• _Task brief_
Print every entry word for word, but omit the pictures.

• _Dataset records_
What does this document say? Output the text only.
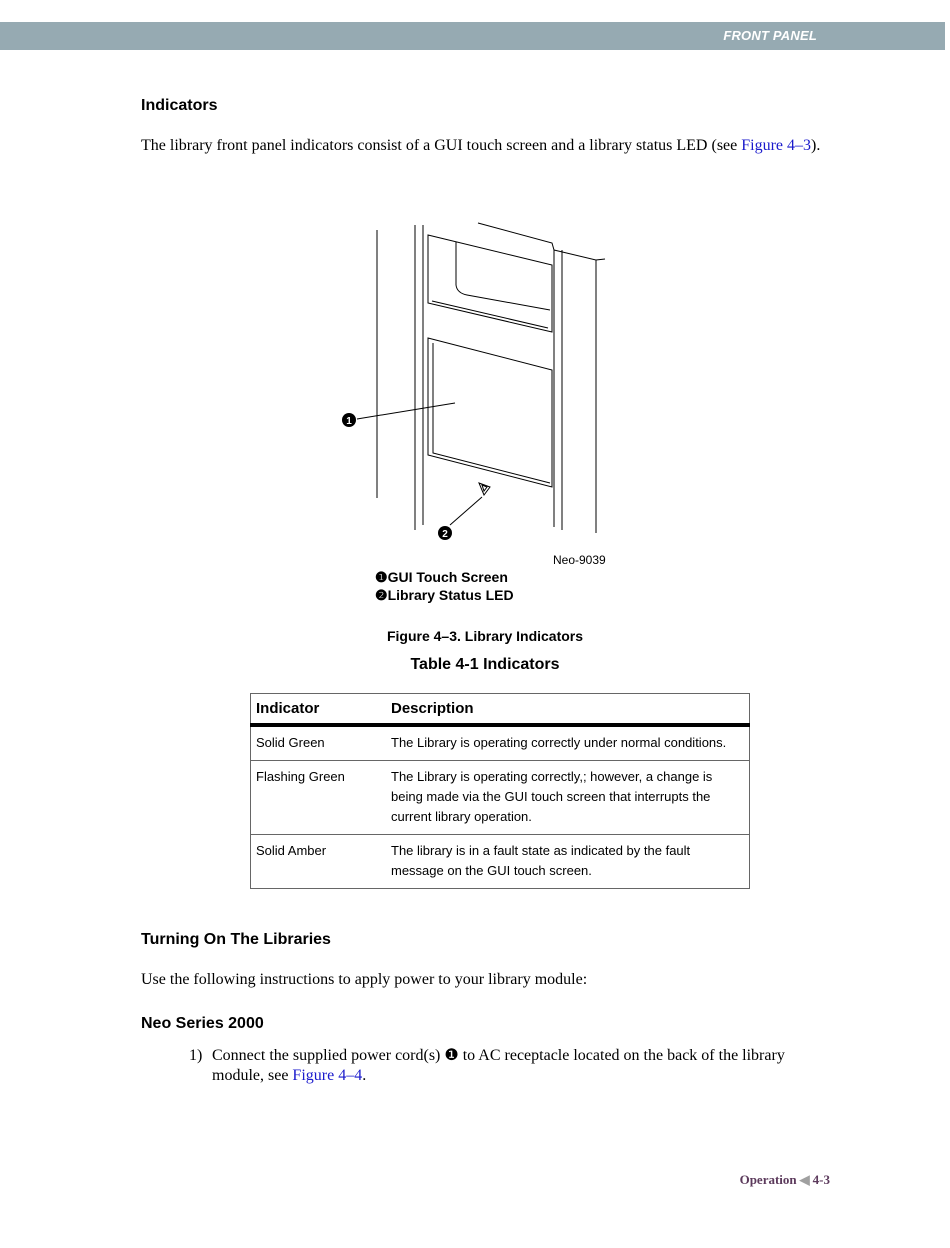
FRONT PANEL
Indicators
The library front panel indicators consist of a GUI touch screen and a library status LED (see Figure 4–3).
1
2
Neo-9039
❶GUI Touch Screen
❷Library Status LED
Figure 4–3. Library Indicators
Table 4-1 Indicators
Indicator	Description
Solid Green	The Library is operating correctly under normal conditions.
Flashing Green	The Library is operating correctly,; however, a change is being made via the GUI touch screen that interrupts the current library operation.
Solid Amber	The library is in a fault state as indicated by the fault message on the GUI touch screen.
Turning On The Libraries
Use the following instructions to apply power to your library module:
Neo Series 2000
1) Connect the supplied power cord(s) ❶ to AC receptacle located on the back of the library module, see Figure 4–4.
Operation ◀ 4-3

• _Answer in full_
What does this document say? Output the text only.
FRONT PANEL
Indicators
The library front panel indicators consist of a GUI touch screen and a library status LED (see Figure 4–3).
1
2
Neo-9039
❶GUI Touch Screen
❷Library Status LED
Figure 4–3. Library Indicators
Table 4-1 Indicators
Indicator	Description
Solid Green	The Library is operating correctly under normal conditions.
Flashing Green	The Library is operating correctly,; however, a change is being made via the GUI touch screen that interrupts the current library operation.
Solid Amber	The library is in a fault state as indicated by the fault message on the GUI touch screen.
Turning On The Libraries
Use the following instructions to apply power to your library module:
Neo Series 2000
1) Connect the supplied power cord(s) ❶ to AC receptacle located on the back of the library module, see Figure 4–4.
Operation ◀ 4-3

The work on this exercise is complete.